» EXERCISE TASK
Could you retype the lines below word for word, leaving out the pictures?

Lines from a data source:
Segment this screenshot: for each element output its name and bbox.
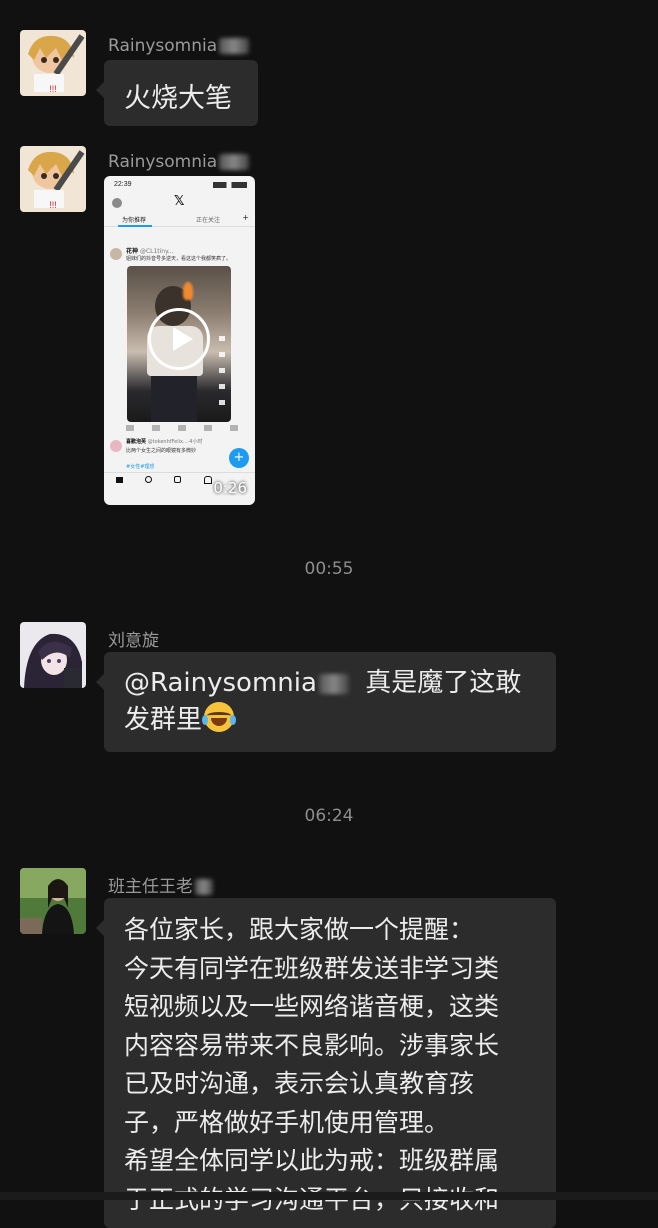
blurred-name-suffix bbox=[195, 879, 213, 895]
bottom-bar bbox=[0, 1192, 658, 1200]
avatar[interactable] bbox=[20, 868, 86, 934]
message-text: 各位家长，跟大家做一个提醒： 今天有同学在班级群发送非学习类 短视频以及一些网络… bbox=[124, 915, 500, 1214]
message-4: 班主任王老 各位家长，跟大家做一个提醒： 今天有同学在班级群发送非学习类 短视频… bbox=[0, 0, 658, 1228]
message-bubble[interactable]: 各位家长，跟大家做一个提醒： 今天有同学在班级群发送非学习类 短视频以及一些网络… bbox=[96, 898, 556, 1228]
sender-name: 班主任王老 bbox=[108, 872, 213, 897]
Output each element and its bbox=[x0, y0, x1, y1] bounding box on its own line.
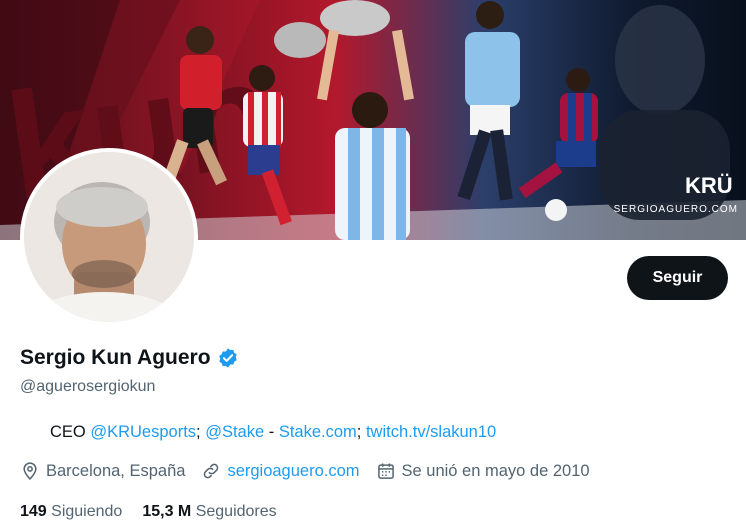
stake-website-link[interactable]: Stake.com bbox=[279, 423, 357, 442]
display-name: Sergio Kun Aguero bbox=[20, 346, 211, 369]
bio-separator: ; bbox=[356, 423, 366, 441]
link-icon bbox=[204, 463, 219, 479]
twitch-link[interactable]: twitch.tv/slakun10 bbox=[366, 423, 496, 442]
profile-handle: @aguerosergiokun bbox=[20, 378, 156, 395]
following-count: 149 bbox=[20, 503, 47, 520]
mention-kruesports-link[interactable]: @KRUesports bbox=[90, 423, 196, 442]
calendar-icon bbox=[377, 463, 394, 479]
player-figure-city bbox=[457, 1, 520, 201]
bio-separator: ; bbox=[196, 423, 206, 441]
following-count-link[interactable]: 149 Siguiendo bbox=[20, 503, 122, 521]
banner-website-text: SERGIOAGUERO.COM bbox=[613, 204, 738, 215]
verified-badge-icon[interactable] bbox=[217, 347, 239, 369]
location-item: Barcelona, España bbox=[20, 461, 185, 481]
follow-counts: 149 Siguiendo 15,3 M Seguidores bbox=[20, 503, 297, 521]
location-text: Barcelona, España bbox=[46, 461, 186, 480]
profile-avatar[interactable] bbox=[20, 148, 198, 326]
website-item[interactable]: sergioaguero.com bbox=[201, 461, 360, 481]
bio-separator: - bbox=[264, 423, 279, 441]
followers-count: 15,3 M bbox=[142, 503, 192, 520]
argentina-flag-icon bbox=[20, 425, 44, 441]
joined-item: Se unió en mayo de 2010 bbox=[376, 461, 590, 481]
location-pin-icon bbox=[23, 462, 37, 480]
mention-stake-link[interactable]: @Stake bbox=[205, 423, 264, 442]
following-label: Siguiendo bbox=[51, 503, 123, 520]
profile-meta: Barcelona, España sergioaguero.com Se un… bbox=[20, 461, 606, 481]
joined-text: Se unió en mayo de 2010 bbox=[401, 461, 590, 480]
website-link[interactable]: sergioaguero.com bbox=[227, 462, 359, 481]
bio-prefix: CEO bbox=[50, 423, 91, 441]
profile-name-row: Sergio Kun Aguero bbox=[20, 346, 239, 370]
player-figure-barca bbox=[518, 68, 598, 221]
follow-button[interactable]: Seguir bbox=[627, 256, 728, 300]
player-figure-argentina bbox=[274, 0, 415, 240]
followers-label: Seguidores bbox=[195, 503, 277, 520]
kru-logo: KRÜ bbox=[685, 173, 733, 198]
avatar-image bbox=[24, 152, 194, 322]
profile-bio: CEO @KRUesports ; @Stake - Stake.com ; t… bbox=[20, 423, 496, 442]
followers-count-link[interactable]: 15,3 M Seguidores bbox=[142, 503, 276, 521]
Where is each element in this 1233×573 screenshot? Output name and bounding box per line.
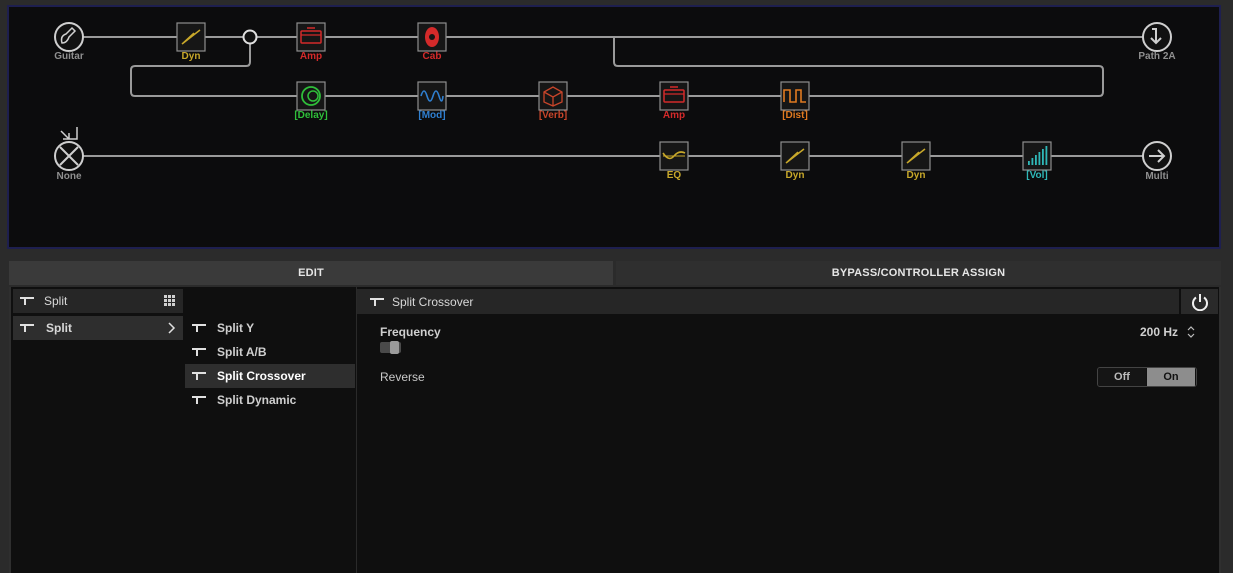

» RESULT OF THE EXERCISE
Segment this screenshot: for each element output its name and bbox.
blurred-name-suffix bbox=[195, 879, 213, 895]
bottom-bar bbox=[0, 1192, 658, 1200]
avatar[interactable] bbox=[20, 868, 86, 934]
message-text: 各位家长，跟大家做一个提醒： 今天有同学在班级群发送非学习类 短视频以及一些网络… bbox=[124, 915, 500, 1214]
message-4: 班主任王老 各位家长，跟大家做一个提醒： 今天有同学在班级群发送非学习类 短视频… bbox=[0, 0, 658, 1228]
message-bubble[interactable]: 各位家长，跟大家做一个提醒： 今天有同学在班级群发送非学习类 短视频以及一些网络… bbox=[96, 898, 556, 1228]
sender-name: 班主任王老 bbox=[108, 872, 213, 897]
Output each element and its bbox=[x0, y0, x1, y1] bounding box on its own line.
stake-website-link[interactable]: Stake.com bbox=[279, 423, 357, 442]
display-name: Sergio Kun Aguero bbox=[20, 346, 211, 369]
bio-separator: ; bbox=[356, 423, 366, 441]
link-icon bbox=[204, 463, 219, 479]
twitch-link[interactable]: twitch.tv/slakun10 bbox=[366, 423, 496, 442]
profile-handle: @aguerosergiokun bbox=[20, 378, 156, 395]
following-count: 149 bbox=[20, 503, 47, 520]
mention-kruesports-link[interactable]: @KRUesports bbox=[90, 423, 196, 442]
calendar-icon bbox=[377, 463, 394, 479]
player-figure-city bbox=[457, 1, 520, 201]
bio-separator: ; bbox=[196, 423, 206, 441]
following-count-link[interactable]: 149 Siguiendo bbox=[20, 503, 122, 521]
banner-website-text: SERGIOAGUERO.COM bbox=[613, 204, 738, 215]
verified-badge-icon[interactable] bbox=[217, 347, 239, 369]
location-item: Barcelona, España bbox=[20, 461, 185, 481]
follow-counts: 149 Siguiendo 15,3 M Seguidores bbox=[20, 503, 297, 521]
location-text: Barcelona, España bbox=[46, 461, 186, 480]
profile-avatar[interactable] bbox=[20, 148, 198, 326]
website-item[interactable]: sergioaguero.com bbox=[201, 461, 360, 481]
bio-separator: - bbox=[264, 423, 279, 441]
followers-count: 15,3 M bbox=[142, 503, 192, 520]
argentina-flag-icon bbox=[20, 425, 44, 441]
joined-item: Se unió en mayo de 2010 bbox=[376, 461, 590, 481]
location-pin-icon bbox=[23, 462, 37, 480]
mention-stake-link[interactable]: @Stake bbox=[205, 423, 264, 442]
following-label: Siguiendo bbox=[51, 503, 123, 520]
profile-meta: Barcelona, España sergioaguero.com Se un… bbox=[20, 461, 606, 481]
joined-text: Se unió en mayo de 2010 bbox=[401, 461, 590, 480]
website-link[interactable]: sergioaguero.com bbox=[227, 462, 359, 481]
bio-prefix: CEO bbox=[50, 423, 91, 441]
profile-name-row: Sergio Kun Aguero bbox=[20, 346, 239, 370]
player-figure-barca bbox=[518, 68, 598, 221]
follow-button[interactable]: Seguir bbox=[627, 256, 728, 300]
player-figure-argentina bbox=[274, 0, 415, 240]
followers-label: Seguidores bbox=[195, 503, 277, 520]
kru-logo: KRÜ bbox=[685, 173, 733, 198]
avatar-image bbox=[24, 152, 194, 322]
profile-bio: CEO @KRUesports ; @Stake - Stake.com ; t… bbox=[20, 423, 496, 442]
followers-count-link[interactable]: 15,3 M Seguidores bbox=[142, 503, 276, 521]
Where is each element in this 1233×573 screenshot? Output name and bounding box per line.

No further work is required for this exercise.